▸ **Task description**
State the number of lines in these records that include the word "type", and add nothing to it.

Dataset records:
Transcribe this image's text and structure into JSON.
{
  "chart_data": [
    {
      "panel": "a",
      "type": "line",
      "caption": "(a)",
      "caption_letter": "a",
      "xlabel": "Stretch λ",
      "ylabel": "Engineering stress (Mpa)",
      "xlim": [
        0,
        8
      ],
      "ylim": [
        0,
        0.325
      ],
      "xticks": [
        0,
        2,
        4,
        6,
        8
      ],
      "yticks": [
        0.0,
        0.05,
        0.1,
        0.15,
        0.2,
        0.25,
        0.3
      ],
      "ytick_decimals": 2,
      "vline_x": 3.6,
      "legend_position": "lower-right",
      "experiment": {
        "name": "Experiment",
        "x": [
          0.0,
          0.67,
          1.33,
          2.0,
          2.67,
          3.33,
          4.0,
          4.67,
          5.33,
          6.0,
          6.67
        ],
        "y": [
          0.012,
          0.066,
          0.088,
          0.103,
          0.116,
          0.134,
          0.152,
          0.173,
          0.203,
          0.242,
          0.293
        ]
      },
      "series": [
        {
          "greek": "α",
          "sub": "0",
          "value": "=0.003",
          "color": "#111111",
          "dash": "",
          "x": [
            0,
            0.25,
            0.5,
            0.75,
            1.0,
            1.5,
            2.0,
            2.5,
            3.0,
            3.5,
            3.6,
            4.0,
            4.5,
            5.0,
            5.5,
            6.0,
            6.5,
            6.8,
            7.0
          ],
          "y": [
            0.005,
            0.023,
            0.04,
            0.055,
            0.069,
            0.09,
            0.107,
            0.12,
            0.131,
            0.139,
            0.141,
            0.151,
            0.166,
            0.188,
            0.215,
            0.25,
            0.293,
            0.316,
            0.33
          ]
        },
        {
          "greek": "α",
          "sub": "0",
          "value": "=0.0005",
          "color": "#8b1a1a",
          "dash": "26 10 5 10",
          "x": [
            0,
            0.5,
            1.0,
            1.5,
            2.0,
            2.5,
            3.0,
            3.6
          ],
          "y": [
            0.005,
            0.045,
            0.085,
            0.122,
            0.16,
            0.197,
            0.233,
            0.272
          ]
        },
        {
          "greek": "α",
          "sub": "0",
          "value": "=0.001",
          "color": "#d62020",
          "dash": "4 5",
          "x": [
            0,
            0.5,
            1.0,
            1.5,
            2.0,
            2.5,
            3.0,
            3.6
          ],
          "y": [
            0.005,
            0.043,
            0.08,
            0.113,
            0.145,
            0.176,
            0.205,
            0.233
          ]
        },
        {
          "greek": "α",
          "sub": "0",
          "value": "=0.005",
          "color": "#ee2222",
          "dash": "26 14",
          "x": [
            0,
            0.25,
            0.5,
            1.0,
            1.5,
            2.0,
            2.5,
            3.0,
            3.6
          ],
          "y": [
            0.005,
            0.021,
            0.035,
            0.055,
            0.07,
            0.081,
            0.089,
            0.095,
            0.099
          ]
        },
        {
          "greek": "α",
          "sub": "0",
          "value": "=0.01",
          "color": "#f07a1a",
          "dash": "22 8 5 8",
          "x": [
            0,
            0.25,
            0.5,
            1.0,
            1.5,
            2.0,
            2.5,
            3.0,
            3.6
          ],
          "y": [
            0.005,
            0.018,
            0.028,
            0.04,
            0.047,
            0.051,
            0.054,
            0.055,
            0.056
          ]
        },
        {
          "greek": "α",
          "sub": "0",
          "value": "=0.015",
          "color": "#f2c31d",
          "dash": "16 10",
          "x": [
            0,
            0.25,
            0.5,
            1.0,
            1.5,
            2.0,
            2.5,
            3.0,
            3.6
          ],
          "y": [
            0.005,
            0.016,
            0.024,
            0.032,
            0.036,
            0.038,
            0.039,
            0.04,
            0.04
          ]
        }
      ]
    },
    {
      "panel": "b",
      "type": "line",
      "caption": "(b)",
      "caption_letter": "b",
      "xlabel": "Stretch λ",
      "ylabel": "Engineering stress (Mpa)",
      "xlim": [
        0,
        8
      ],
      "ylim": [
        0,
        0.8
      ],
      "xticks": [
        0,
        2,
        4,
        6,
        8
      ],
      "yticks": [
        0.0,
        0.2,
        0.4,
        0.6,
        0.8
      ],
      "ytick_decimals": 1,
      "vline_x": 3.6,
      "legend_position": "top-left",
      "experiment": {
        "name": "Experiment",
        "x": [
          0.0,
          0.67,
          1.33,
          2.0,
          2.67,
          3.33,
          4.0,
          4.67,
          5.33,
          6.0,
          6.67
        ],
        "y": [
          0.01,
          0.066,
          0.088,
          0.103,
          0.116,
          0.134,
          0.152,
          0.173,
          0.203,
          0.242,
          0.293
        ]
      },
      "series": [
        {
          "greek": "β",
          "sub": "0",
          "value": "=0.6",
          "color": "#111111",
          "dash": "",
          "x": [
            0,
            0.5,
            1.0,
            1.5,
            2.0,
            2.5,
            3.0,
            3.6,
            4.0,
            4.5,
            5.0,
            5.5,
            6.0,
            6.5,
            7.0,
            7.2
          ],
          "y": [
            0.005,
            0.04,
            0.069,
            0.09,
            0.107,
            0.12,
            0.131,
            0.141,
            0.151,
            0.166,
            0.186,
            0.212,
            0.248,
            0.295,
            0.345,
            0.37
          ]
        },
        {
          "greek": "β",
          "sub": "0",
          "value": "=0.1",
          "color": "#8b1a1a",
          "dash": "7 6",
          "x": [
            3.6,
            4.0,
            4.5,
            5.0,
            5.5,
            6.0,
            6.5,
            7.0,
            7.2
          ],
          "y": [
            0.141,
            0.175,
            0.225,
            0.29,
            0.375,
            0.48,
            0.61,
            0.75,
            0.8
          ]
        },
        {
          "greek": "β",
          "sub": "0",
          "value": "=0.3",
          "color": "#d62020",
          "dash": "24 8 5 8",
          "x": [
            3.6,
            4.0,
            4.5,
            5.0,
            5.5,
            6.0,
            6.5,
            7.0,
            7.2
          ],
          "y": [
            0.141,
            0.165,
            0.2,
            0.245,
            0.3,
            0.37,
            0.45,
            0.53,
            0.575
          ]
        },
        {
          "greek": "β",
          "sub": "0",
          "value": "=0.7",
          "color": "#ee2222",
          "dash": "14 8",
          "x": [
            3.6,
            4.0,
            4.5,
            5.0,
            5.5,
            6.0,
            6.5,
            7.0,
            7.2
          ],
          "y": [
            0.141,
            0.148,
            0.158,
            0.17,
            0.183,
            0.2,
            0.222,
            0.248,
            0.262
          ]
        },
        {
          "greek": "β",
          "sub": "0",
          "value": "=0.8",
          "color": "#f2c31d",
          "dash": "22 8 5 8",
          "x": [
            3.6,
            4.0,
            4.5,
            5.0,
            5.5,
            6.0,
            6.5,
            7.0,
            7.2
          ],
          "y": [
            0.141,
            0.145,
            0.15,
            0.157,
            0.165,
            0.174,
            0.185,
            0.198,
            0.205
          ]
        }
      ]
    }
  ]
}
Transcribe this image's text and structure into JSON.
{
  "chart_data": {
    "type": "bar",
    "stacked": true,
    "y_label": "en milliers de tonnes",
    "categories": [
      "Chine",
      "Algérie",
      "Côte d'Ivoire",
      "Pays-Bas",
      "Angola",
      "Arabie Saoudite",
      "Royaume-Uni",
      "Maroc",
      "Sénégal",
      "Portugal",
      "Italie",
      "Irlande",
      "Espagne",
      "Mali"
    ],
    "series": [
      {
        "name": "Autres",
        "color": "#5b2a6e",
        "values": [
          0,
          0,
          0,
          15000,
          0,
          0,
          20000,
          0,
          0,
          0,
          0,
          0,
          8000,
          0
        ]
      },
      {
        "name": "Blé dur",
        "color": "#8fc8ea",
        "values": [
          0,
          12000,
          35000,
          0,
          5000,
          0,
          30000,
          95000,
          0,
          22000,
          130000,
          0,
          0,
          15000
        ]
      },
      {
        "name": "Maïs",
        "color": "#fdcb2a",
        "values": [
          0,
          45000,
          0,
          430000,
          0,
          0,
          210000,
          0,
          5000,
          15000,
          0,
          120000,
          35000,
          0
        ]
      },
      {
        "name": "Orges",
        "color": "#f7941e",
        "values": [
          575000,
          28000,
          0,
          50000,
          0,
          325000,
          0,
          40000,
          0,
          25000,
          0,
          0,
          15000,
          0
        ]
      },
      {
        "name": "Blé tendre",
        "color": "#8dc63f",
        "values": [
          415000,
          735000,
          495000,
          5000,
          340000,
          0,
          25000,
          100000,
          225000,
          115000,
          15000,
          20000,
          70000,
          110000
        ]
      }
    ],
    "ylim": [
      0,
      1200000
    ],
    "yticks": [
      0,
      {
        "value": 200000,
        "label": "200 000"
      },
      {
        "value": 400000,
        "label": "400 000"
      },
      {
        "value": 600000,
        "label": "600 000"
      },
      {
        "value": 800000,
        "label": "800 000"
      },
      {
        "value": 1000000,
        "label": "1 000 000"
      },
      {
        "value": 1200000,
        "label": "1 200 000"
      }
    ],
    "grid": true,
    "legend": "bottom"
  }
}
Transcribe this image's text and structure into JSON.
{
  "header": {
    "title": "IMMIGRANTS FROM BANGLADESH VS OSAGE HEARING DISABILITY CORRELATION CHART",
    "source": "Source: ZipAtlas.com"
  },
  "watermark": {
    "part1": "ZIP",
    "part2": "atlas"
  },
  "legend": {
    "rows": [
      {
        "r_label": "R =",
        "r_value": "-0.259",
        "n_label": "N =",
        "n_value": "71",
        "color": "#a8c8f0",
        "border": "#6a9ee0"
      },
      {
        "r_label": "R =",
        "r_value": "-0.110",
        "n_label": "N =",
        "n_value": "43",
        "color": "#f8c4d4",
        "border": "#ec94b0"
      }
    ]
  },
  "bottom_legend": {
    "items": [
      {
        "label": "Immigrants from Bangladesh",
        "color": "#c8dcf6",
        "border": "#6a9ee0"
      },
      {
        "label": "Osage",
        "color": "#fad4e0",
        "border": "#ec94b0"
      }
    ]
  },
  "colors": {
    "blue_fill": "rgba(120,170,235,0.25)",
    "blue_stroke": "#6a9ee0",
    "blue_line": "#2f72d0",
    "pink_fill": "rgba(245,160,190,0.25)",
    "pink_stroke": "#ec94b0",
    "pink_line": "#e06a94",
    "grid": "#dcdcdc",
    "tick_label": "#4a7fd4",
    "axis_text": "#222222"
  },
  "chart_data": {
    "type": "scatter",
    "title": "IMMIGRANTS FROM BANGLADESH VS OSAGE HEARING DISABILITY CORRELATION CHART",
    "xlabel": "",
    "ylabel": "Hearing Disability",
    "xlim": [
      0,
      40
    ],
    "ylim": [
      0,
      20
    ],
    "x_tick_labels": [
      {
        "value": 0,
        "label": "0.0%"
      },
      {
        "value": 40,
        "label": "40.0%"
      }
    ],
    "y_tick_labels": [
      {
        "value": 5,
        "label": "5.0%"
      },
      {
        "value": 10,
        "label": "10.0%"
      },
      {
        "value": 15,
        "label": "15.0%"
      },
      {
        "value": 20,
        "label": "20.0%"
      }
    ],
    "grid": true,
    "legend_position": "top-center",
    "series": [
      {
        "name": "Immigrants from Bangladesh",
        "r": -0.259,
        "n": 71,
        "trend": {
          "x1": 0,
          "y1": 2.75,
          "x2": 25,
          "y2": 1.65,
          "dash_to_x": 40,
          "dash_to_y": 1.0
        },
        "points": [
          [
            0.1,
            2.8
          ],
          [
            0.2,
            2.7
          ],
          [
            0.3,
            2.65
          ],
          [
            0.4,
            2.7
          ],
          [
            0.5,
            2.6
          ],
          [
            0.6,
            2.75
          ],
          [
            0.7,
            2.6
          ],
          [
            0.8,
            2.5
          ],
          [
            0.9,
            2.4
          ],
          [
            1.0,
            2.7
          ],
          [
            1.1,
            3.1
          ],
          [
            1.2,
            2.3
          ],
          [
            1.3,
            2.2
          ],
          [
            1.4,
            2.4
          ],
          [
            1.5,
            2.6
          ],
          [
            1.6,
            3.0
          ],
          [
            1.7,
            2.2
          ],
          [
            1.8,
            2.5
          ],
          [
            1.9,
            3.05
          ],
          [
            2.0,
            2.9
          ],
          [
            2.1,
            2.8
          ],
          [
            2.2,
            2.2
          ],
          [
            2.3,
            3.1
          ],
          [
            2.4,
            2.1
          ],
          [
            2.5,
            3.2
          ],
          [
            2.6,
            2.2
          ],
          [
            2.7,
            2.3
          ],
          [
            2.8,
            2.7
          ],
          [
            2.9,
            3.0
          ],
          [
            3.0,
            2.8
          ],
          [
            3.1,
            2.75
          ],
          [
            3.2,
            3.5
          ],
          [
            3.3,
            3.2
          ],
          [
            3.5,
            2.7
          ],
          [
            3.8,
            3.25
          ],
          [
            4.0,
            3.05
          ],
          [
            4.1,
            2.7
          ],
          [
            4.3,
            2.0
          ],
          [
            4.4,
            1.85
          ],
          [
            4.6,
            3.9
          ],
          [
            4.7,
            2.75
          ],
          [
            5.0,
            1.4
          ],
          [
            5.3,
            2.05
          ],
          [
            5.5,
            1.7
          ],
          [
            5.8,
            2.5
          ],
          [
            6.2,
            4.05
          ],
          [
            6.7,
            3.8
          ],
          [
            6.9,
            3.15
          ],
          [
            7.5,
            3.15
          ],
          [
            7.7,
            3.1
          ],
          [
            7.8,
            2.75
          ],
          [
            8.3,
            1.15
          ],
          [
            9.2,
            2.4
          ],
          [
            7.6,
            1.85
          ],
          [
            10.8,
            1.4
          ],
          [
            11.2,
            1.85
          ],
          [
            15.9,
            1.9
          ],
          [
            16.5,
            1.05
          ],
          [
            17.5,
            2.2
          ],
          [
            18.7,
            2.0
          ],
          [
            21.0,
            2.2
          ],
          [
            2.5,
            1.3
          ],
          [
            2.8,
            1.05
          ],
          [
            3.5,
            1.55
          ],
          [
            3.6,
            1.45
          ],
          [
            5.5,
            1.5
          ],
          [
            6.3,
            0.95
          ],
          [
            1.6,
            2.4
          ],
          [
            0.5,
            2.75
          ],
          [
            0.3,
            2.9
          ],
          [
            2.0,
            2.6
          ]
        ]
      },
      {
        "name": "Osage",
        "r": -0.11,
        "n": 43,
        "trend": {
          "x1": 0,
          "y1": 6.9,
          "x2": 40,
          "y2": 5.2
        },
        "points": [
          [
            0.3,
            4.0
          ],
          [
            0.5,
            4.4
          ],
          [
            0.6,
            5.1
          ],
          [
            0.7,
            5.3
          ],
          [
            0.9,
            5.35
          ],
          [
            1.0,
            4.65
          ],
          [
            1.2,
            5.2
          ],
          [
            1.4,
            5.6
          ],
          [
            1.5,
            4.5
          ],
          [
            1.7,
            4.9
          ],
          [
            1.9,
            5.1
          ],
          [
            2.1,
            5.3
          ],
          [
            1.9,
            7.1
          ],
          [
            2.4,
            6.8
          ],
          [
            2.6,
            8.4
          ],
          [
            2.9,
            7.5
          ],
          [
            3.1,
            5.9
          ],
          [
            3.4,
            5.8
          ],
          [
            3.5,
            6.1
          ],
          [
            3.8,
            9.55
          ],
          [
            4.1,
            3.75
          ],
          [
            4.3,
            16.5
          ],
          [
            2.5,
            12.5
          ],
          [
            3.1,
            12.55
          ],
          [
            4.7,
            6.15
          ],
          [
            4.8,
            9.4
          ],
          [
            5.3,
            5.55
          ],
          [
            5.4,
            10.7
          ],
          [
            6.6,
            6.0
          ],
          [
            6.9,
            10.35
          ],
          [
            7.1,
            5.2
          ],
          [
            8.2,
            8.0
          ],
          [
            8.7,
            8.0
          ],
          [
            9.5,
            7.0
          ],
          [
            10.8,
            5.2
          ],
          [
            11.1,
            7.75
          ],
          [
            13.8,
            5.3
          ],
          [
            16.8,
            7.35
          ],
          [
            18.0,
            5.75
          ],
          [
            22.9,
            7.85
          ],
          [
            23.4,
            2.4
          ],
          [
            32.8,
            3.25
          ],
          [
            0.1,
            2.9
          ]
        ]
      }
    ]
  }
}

▸ **Expected output**
4